[Chart and figure data]

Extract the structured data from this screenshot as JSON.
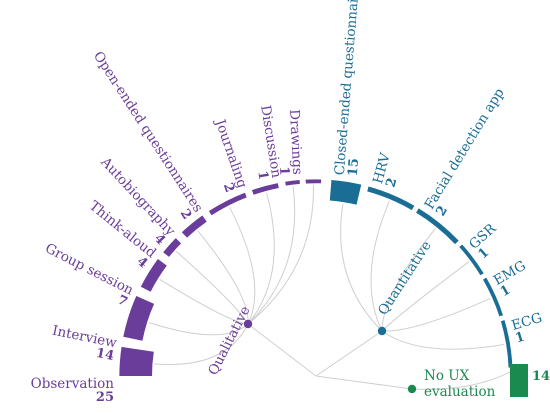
{
  "colors": {
    "qualitative": "#6a3d9a",
    "quantitative": "#1a6e96",
    "no_ux": "#1b8a4f",
    "connector": "#cfcfcf"
  },
  "groups": [
    {
      "key": "qualitative",
      "label": "Qualitative"
    },
    {
      "key": "quantitative",
      "label": "Quantitative"
    },
    {
      "key": "no_ux",
      "label": "No UX\nevaluation"
    }
  ],
  "methods": [
    {
      "key": "observation",
      "label": "Observation",
      "count": "25",
      "group": "qualitative"
    },
    {
      "key": "interview",
      "label": "Interview",
      "count": "14",
      "group": "qualitative"
    },
    {
      "key": "group_session",
      "label": "Group session",
      "count": "7",
      "group": "qualitative"
    },
    {
      "key": "think_aloud",
      "label": "Think-aloud",
      "count": "4",
      "group": "qualitative"
    },
    {
      "key": "autobiography",
      "label": "Autobiography",
      "count": "4",
      "group": "qualitative"
    },
    {
      "key": "open_ended_questionnaires",
      "label": "Open-ended questionnaires",
      "count": "2",
      "group": "qualitative"
    },
    {
      "key": "journaling",
      "label": "Journaling",
      "count": "2",
      "group": "qualitative"
    },
    {
      "key": "discussion",
      "label": "Discussion",
      "count": "1",
      "group": "qualitative"
    },
    {
      "key": "drawings",
      "label": "Drawings",
      "count": "1",
      "group": "qualitative"
    },
    {
      "key": "closed_ended_questionnaires",
      "label": "Closed-ended questionnaires",
      "count": "15",
      "group": "quantitative"
    },
    {
      "key": "hrv",
      "label": "HRV",
      "count": "2",
      "group": "quantitative"
    },
    {
      "key": "facial_detection_app",
      "label": "Facial detection app",
      "count": "2",
      "group": "quantitative"
    },
    {
      "key": "gsr",
      "label": "GSR",
      "count": "1",
      "group": "quantitative"
    },
    {
      "key": "emg",
      "label": "EMG",
      "count": "1",
      "group": "quantitative"
    },
    {
      "key": "ecg",
      "label": "ECG",
      "count": "1",
      "group": "quantitative"
    },
    {
      "key": "no_ux_evaluation",
      "label": "",
      "count": "14",
      "group": "no_ux"
    }
  ]
}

§ **WHAT TO DO**
Copy all the data exactly as written, but skip any picture.

§ **TASK SOLUTION**
Extract the structured data from this screenshot as JSON.
{
  "colors": {
    "qualitative": "#6a3d9a",
    "quantitative": "#1a6e96",
    "no_ux": "#1b8a4f",
    "connector": "#cfcfcf"
  },
  "groups": [
    {
      "key": "qualitative",
      "label": "Qualitative"
    },
    {
      "key": "quantitative",
      "label": "Quantitative"
    },
    {
      "key": "no_ux",
      "label": "No UX\nevaluation"
    }
  ],
  "methods": [
    {
      "key": "observation",
      "label": "Observation",
      "count": "25",
      "group": "qualitative"
    },
    {
      "key": "interview",
      "label": "Interview",
      "count": "14",
      "group": "qualitative"
    },
    {
      "key": "group_session",
      "label": "Group session",
      "count": "7",
      "group": "qualitative"
    },
    {
      "key": "think_aloud",
      "label": "Think-aloud",
      "count": "4",
      "group": "qualitative"
    },
    {
      "key": "autobiography",
      "label": "Autobiography",
      "count": "4",
      "group": "qualitative"
    },
    {
      "key": "open_ended_questionnaires",
      "label": "Open-ended questionnaires",
      "count": "2",
      "group": "qualitative"
    },
    {
      "key": "journaling",
      "label": "Journaling",
      "count": "2",
      "group": "qualitative"
    },
    {
      "key": "discussion",
      "label": "Discussion",
      "count": "1",
      "group": "qualitative"
    },
    {
      "key": "drawings",
      "label": "Drawings",
      "count": "1",
      "group": "qualitative"
    },
    {
      "key": "closed_ended_questionnaires",
      "label": "Closed-ended questionnaires",
      "count": "15",
      "group": "quantitative"
    },
    {
      "key": "hrv",
      "label": "HRV",
      "count": "2",
      "group": "quantitative"
    },
    {
      "key": "facial_detection_app",
      "label": "Facial detection app",
      "count": "2",
      "group": "quantitative"
    },
    {
      "key": "gsr",
      "label": "GSR",
      "count": "1",
      "group": "quantitative"
    },
    {
      "key": "emg",
      "label": "EMG",
      "count": "1",
      "group": "quantitative"
    },
    {
      "key": "ecg",
      "label": "ECG",
      "count": "1",
      "group": "quantitative"
    },
    {
      "key": "no_ux_evaluation",
      "label": "",
      "count": "14",
      "group": "no_ux"
    }
  ]
}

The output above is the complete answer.